• _WRITTEN REQUEST_: Reproduce every entry below precisely; do not include the pictures.

• _THE INPUT_:
-- start --
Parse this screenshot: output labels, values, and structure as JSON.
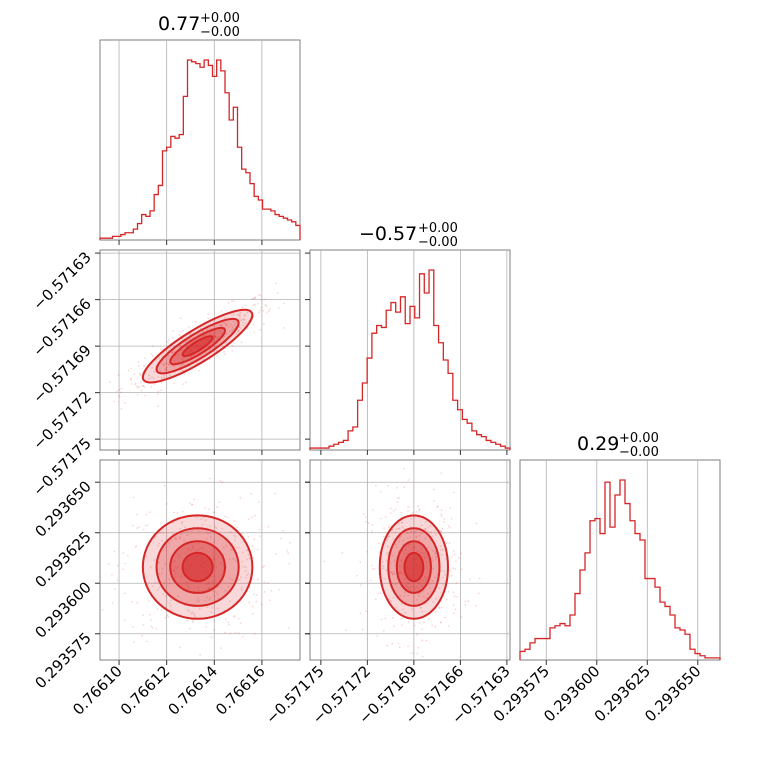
{
  "chart_data": {
    "type": "corner",
    "color": "#d62728",
    "grid": true,
    "parameters": [
      {
        "title_value": "0.77",
        "title_plus": "+0.00",
        "title_minus": "−0.00",
        "lim": [
          0.766092,
          0.766176
        ],
        "ticks": [
          0.7661,
          0.76612,
          0.76614,
          0.76616
        ],
        "tick_labels": [
          "0.76610",
          "0.76612",
          "0.76614",
          "0.76616"
        ]
      },
      {
        "title_value": "−0.57",
        "title_plus": "+0.00",
        "title_minus": "−0.00",
        "lim": [
          -0.571757,
          -0.571628
        ],
        "ticks": [
          -0.57175,
          -0.57172,
          -0.57169,
          -0.57166,
          -0.57163
        ],
        "tick_labels": [
          "−0.57175",
          "−0.57172",
          "−0.57169",
          "−0.57166",
          "−0.57163"
        ]
      },
      {
        "title_value": "0.29",
        "title_plus": "+0.00",
        "title_minus": "−0.00",
        "lim": [
          0.293562,
          0.293661
        ],
        "ticks": [
          0.293575,
          0.2936,
          0.293625,
          0.29365
        ],
        "tick_labels": [
          "0.293575",
          "0.293600",
          "0.293625",
          "0.293650"
        ]
      }
    ],
    "histograms": [
      {
        "counts": [
          1,
          1,
          1,
          2,
          2,
          3,
          4,
          4,
          6,
          9,
          14,
          13,
          16,
          25,
          30,
          49,
          51,
          57,
          56,
          58,
          79,
          99,
          98,
          97,
          95,
          99,
          96,
          90,
          99,
          93,
          81,
          66,
          73,
          51,
          39,
          37,
          31,
          24,
          22,
          17,
          17,
          16,
          14,
          13,
          12,
          11,
          10,
          8
        ]
      },
      {
        "counts": [
          1,
          1,
          1,
          1,
          2,
          3,
          4,
          5,
          10,
          12,
          26,
          35,
          48,
          61,
          65,
          64,
          73,
          77,
          72,
          80,
          66,
          75,
          69,
          92,
          82,
          94,
          65,
          56,
          47,
          40,
          26,
          21,
          16,
          14,
          10,
          8,
          7,
          5,
          4,
          3,
          2,
          1
        ]
      },
      {
        "counts": [
          4,
          5,
          8,
          10,
          10,
          10,
          15,
          16,
          17,
          16,
          21,
          31,
          42,
          50,
          65,
          66,
          59,
          83,
          62,
          77,
          84,
          73,
          65,
          59,
          56,
          38,
          38,
          34,
          27,
          25,
          21,
          15,
          14,
          12,
          5,
          3,
          2,
          1,
          1,
          1
        ]
      }
    ]
  }
}
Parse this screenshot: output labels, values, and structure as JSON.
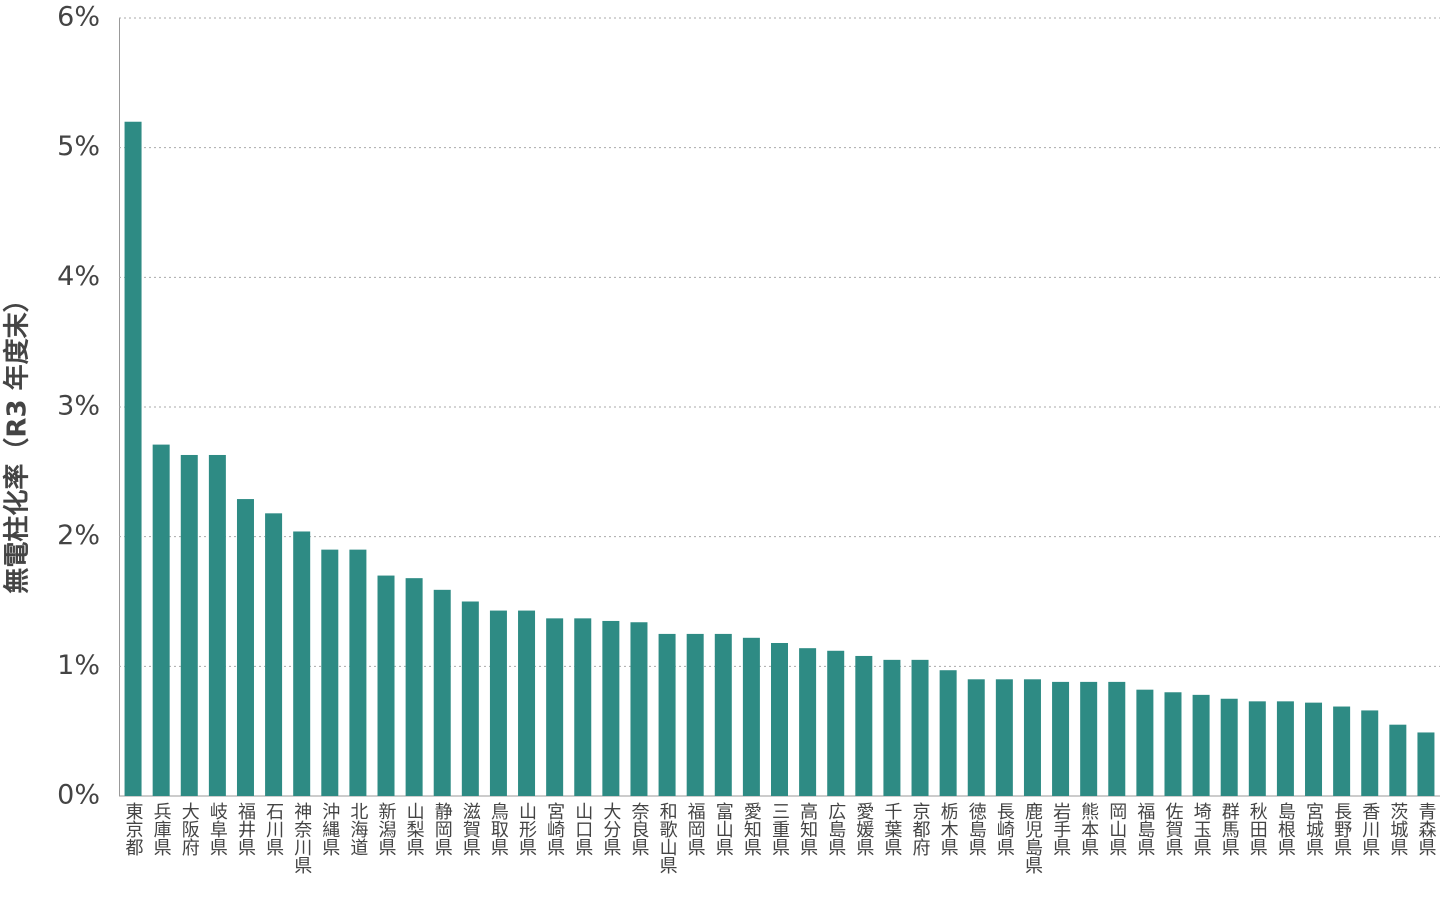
{
  "chart_data": {
    "type": "bar",
    "y_label": "無電柱化率（R3 年度末）",
    "categories": [
      "東京都",
      "兵庫県",
      "大阪府",
      "岐阜県",
      "福井県",
      "石川県",
      "神奈川県",
      "沖縄県",
      "北海道",
      "新潟県",
      "山梨県",
      "静岡県",
      "滋賀県",
      "鳥取県",
      "山形県",
      "宮崎県",
      "山口県",
      "大分県",
      "奈良県",
      "和歌山県",
      "福岡県",
      "富山県",
      "愛知県",
      "三重県",
      "高知県",
      "広島県",
      "愛媛県",
      "千葉県",
      "京都府",
      "栃木県",
      "徳島県",
      "長崎県",
      "鹿児島県",
      "岩手県",
      "熊本県",
      "岡山県",
      "福島県",
      "佐賀県",
      "埼玉県",
      "群馬県",
      "秋田県",
      "島根県",
      "宮城県",
      "長野県",
      "香川県",
      "茨城県",
      "青森県"
    ],
    "values": [
      5.2,
      2.71,
      2.63,
      2.63,
      2.29,
      2.18,
      2.04,
      1.9,
      1.9,
      1.7,
      1.68,
      1.59,
      1.5,
      1.43,
      1.43,
      1.37,
      1.37,
      1.35,
      1.34,
      1.25,
      1.25,
      1.25,
      1.22,
      1.18,
      1.14,
      1.12,
      1.08,
      1.05,
      1.05,
      0.97,
      0.9,
      0.9,
      0.9,
      0.88,
      0.88,
      0.88,
      0.82,
      0.8,
      0.78,
      0.75,
      0.73,
      0.73,
      0.72,
      0.69,
      0.66,
      0.55,
      0.49
    ],
    "color": "#2e8b84",
    "ylim": [
      0,
      6
    ],
    "yticks": [
      {
        "value": 0,
        "label": "0%"
      },
      {
        "value": 1,
        "label": "1%"
      },
      {
        "value": 2,
        "label": "2%"
      },
      {
        "value": 3,
        "label": "3%"
      },
      {
        "value": 4,
        "label": "4%"
      },
      {
        "value": 5,
        "label": "5%"
      },
      {
        "value": 6,
        "label": "6%"
      }
    ],
    "grid": true
  }
}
-- end --
• _COMPLETE OUTPUT_:
Parse this screenshot: output labels, values, and structure as JSON.
{
  "chart_data": {
    "type": "corner",
    "color": "#d62728",
    "grid": true,
    "parameters": [
      {
        "title_value": "0.77",
        "title_plus": "+0.00",
        "title_minus": "−0.00",
        "lim": [
          0.766092,
          0.766176
        ],
        "ticks": [
          0.7661,
          0.76612,
          0.76614,
          0.76616
        ],
        "tick_labels": [
          "0.76610",
          "0.76612",
          "0.76614",
          "0.76616"
        ]
      },
      {
        "title_value": "−0.57",
        "title_plus": "+0.00",
        "title_minus": "−0.00",
        "lim": [
          -0.571757,
          -0.571628
        ],
        "ticks": [
          -0.57175,
          -0.57172,
          -0.57169,
          -0.57166,
          -0.57163
        ],
        "tick_labels": [
          "−0.57175",
          "−0.57172",
          "−0.57169",
          "−0.57166",
          "−0.57163"
        ]
      },
      {
        "title_value": "0.29",
        "title_plus": "+0.00",
        "title_minus": "−0.00",
        "lim": [
          0.293562,
          0.293661
        ],
        "ticks": [
          0.293575,
          0.2936,
          0.293625,
          0.29365
        ],
        "tick_labels": [
          "0.293575",
          "0.293600",
          "0.293625",
          "0.293650"
        ]
      }
    ],
    "histograms": [
      {
        "counts": [
          1,
          1,
          1,
          2,
          2,
          3,
          4,
          4,
          6,
          9,
          14,
          13,
          16,
          25,
          30,
          49,
          51,
          57,
          56,
          58,
          79,
          99,
          98,
          97,
          95,
          99,
          96,
          90,
          99,
          93,
          81,
          66,
          73,
          51,
          39,
          37,
          31,
          24,
          22,
          17,
          17,
          16,
          14,
          13,
          12,
          11,
          10,
          8
        ]
      },
      {
        "counts": [
          1,
          1,
          1,
          1,
          2,
          3,
          4,
          5,
          10,
          12,
          26,
          35,
          48,
          61,
          65,
          64,
          73,
          77,
          72,
          80,
          66,
          75,
          69,
          92,
          82,
          94,
          65,
          56,
          47,
          40,
          26,
          21,
          16,
          14,
          10,
          8,
          7,
          5,
          4,
          3,
          2,
          1
        ]
      },
      {
        "counts": [
          4,
          5,
          8,
          10,
          10,
          10,
          15,
          16,
          17,
          16,
          21,
          31,
          42,
          50,
          65,
          66,
          59,
          83,
          62,
          77,
          84,
          73,
          65,
          59,
          56,
          38,
          38,
          34,
          27,
          25,
          21,
          15,
          14,
          12,
          5,
          3,
          2,
          1,
          1,
          1
        ]
      }
    ]
  }
}
Parse this screenshot: output labels, values, and structure as JSON.
{
  "chart_data": {
    "type": "bar",
    "y_label": "無電柱化率（R3 年度末）",
    "categories": [
      "東京都",
      "兵庫県",
      "大阪府",
      "岐阜県",
      "福井県",
      "石川県",
      "神奈川県",
      "沖縄県",
      "北海道",
      "新潟県",
      "山梨県",
      "静岡県",
      "滋賀県",
      "鳥取県",
      "山形県",
      "宮崎県",
      "山口県",
      "大分県",
      "奈良県",
      "和歌山県",
      "福岡県",
      "富山県",
      "愛知県",
      "三重県",
      "高知県",
      "広島県",
      "愛媛県",
      "千葉県",
      "京都府",
      "栃木県",
      "徳島県",
      "長崎県",
      "鹿児島県",
      "岩手県",
      "熊本県",
      "岡山県",
      "福島県",
      "佐賀県",
      "埼玉県",
      "群馬県",
      "秋田県",
      "島根県",
      "宮城県",
      "長野県",
      "香川県",
      "茨城県",
      "青森県"
    ],
    "values": [
      5.2,
      2.71,
      2.63,
      2.63,
      2.29,
      2.18,
      2.04,
      1.9,
      1.9,
      1.7,
      1.68,
      1.59,
      1.5,
      1.43,
      1.43,
      1.37,
      1.37,
      1.35,
      1.34,
      1.25,
      1.25,
      1.25,
      1.22,
      1.18,
      1.14,
      1.12,
      1.08,
      1.05,
      1.05,
      0.97,
      0.9,
      0.9,
      0.9,
      0.88,
      0.88,
      0.88,
      0.82,
      0.8,
      0.78,
      0.75,
      0.73,
      0.73,
      0.72,
      0.69,
      0.66,
      0.55,
      0.49
    ],
    "color": "#2e8b84",
    "ylim": [
      0,
      6
    ],
    "yticks": [
      {
        "value": 0,
        "label": "0%"
      },
      {
        "value": 1,
        "label": "1%"
      },
      {
        "value": 2,
        "label": "2%"
      },
      {
        "value": 3,
        "label": "3%"
      },
      {
        "value": 4,
        "label": "4%"
      },
      {
        "value": 5,
        "label": "5%"
      },
      {
        "value": 6,
        "label": "6%"
      }
    ],
    "grid": true
  }
}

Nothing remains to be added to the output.